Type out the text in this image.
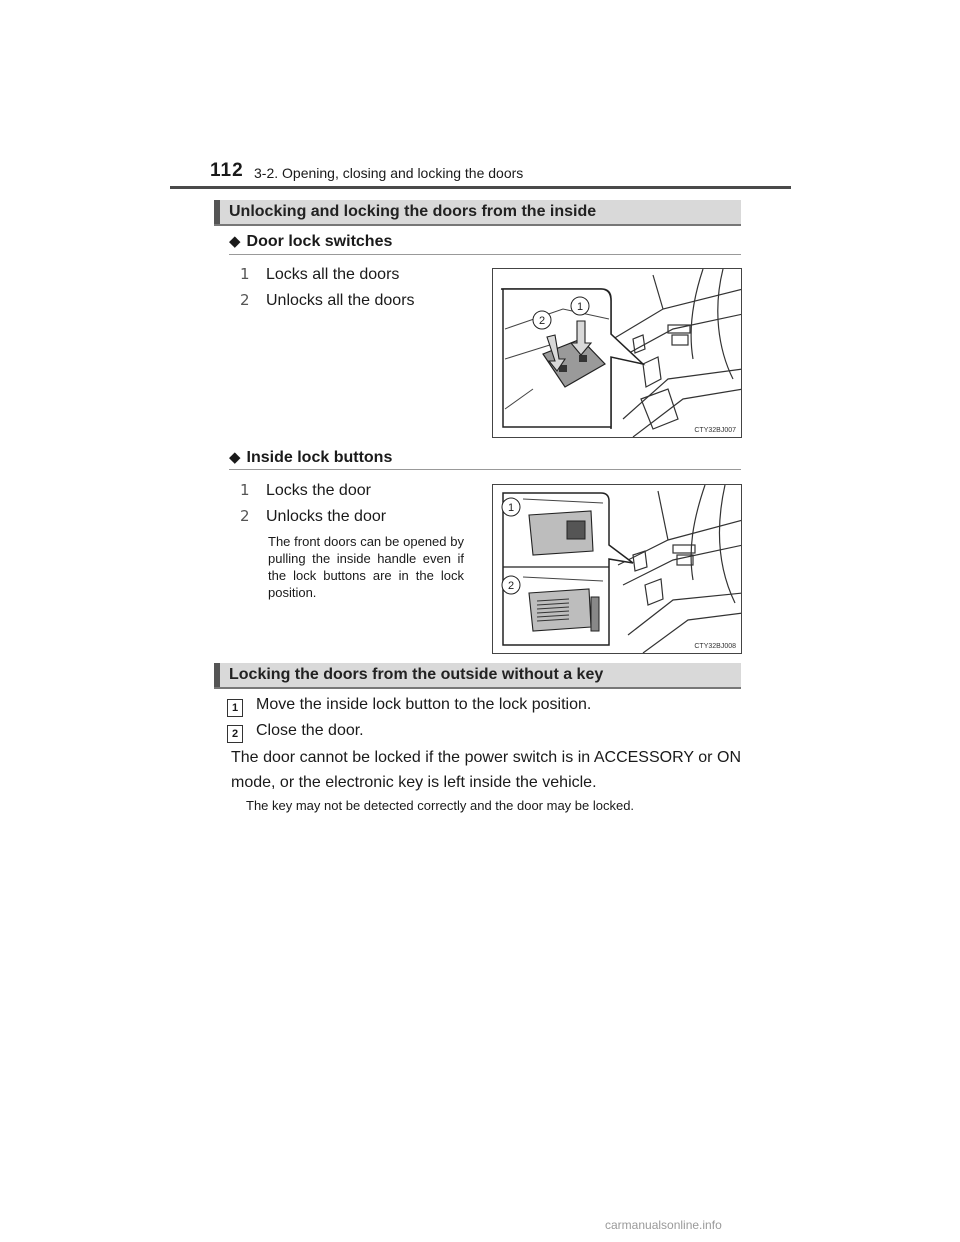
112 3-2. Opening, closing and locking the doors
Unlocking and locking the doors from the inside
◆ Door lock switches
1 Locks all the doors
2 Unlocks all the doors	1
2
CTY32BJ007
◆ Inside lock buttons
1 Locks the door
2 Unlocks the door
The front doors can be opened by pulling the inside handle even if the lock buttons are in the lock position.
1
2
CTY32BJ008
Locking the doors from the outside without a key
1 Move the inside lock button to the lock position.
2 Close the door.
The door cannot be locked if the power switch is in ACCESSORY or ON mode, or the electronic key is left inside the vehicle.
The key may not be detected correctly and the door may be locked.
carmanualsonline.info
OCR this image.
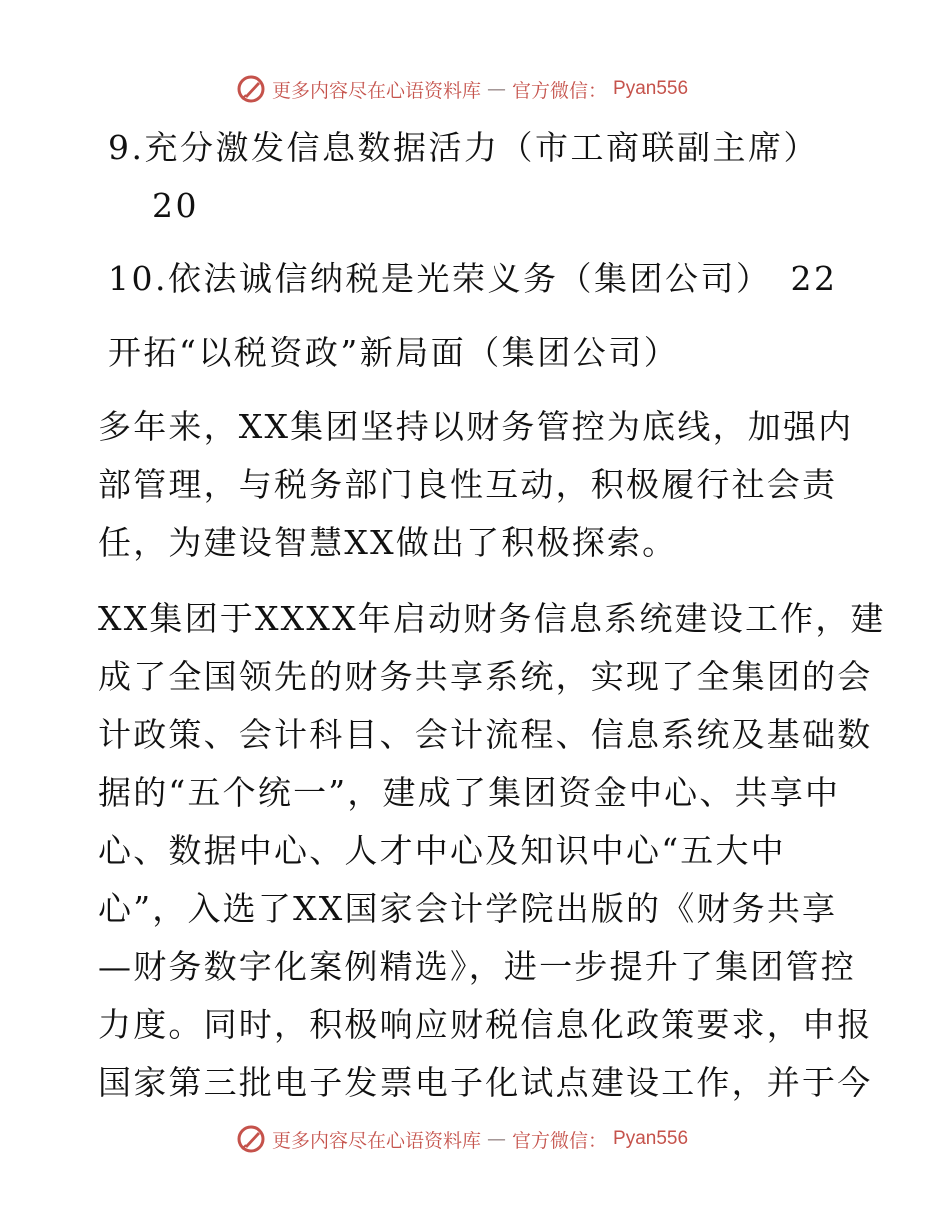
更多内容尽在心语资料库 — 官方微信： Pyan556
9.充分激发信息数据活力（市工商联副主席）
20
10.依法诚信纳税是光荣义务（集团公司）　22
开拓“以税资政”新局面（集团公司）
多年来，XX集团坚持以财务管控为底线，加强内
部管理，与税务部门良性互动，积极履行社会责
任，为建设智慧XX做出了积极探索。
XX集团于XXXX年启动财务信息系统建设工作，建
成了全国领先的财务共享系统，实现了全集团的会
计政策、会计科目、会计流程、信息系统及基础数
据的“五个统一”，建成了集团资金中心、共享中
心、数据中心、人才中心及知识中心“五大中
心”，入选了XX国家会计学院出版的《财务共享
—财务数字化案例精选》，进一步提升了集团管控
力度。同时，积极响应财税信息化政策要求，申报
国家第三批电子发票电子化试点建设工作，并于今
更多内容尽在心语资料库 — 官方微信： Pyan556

^^^^^^^^^^^^^^^^

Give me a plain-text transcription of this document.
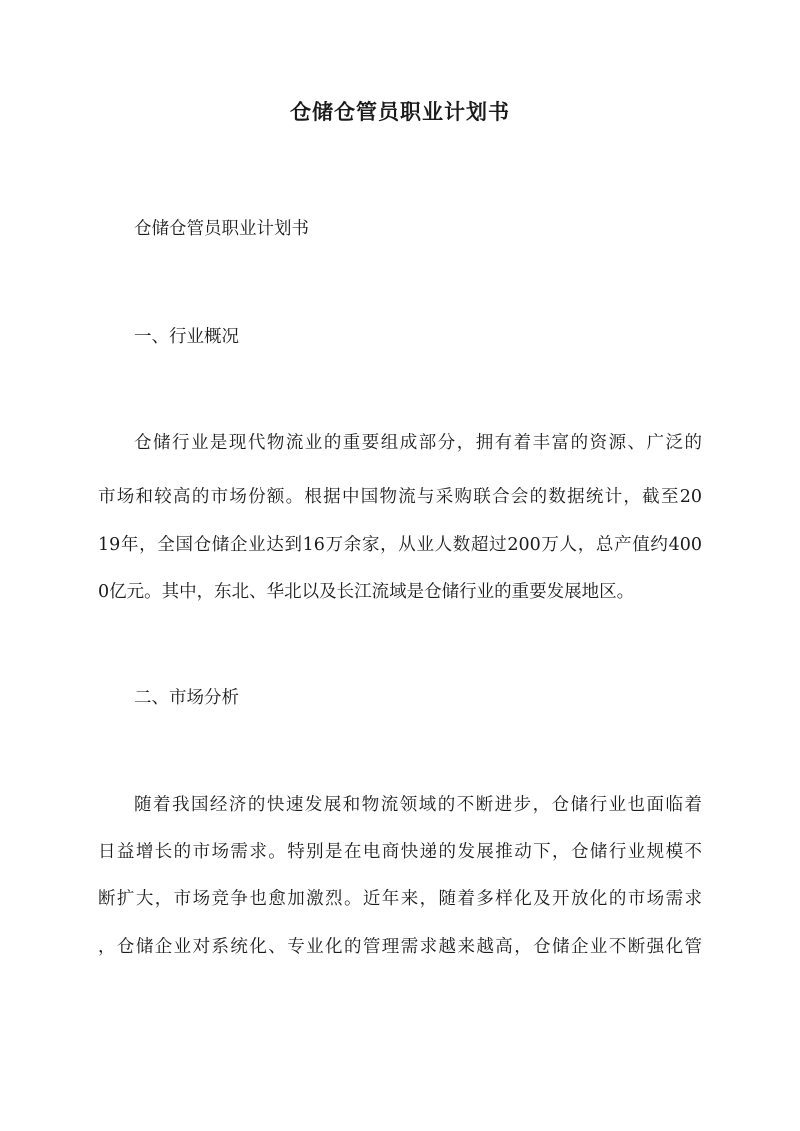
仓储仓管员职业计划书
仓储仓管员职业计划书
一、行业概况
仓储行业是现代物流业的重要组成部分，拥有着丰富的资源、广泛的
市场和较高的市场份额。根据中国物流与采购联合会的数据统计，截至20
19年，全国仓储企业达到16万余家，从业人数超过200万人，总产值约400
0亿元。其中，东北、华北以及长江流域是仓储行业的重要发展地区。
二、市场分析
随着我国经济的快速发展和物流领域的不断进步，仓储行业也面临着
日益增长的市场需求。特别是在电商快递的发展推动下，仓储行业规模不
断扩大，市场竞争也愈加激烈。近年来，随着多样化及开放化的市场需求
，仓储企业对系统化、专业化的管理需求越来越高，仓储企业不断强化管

^^^^^^^^^^^^^^^^

# TO BE DONE
Report the number of lines in the listing above that include the word "position", and nothing else.

# ANSWER TO THIS PROBLEM
2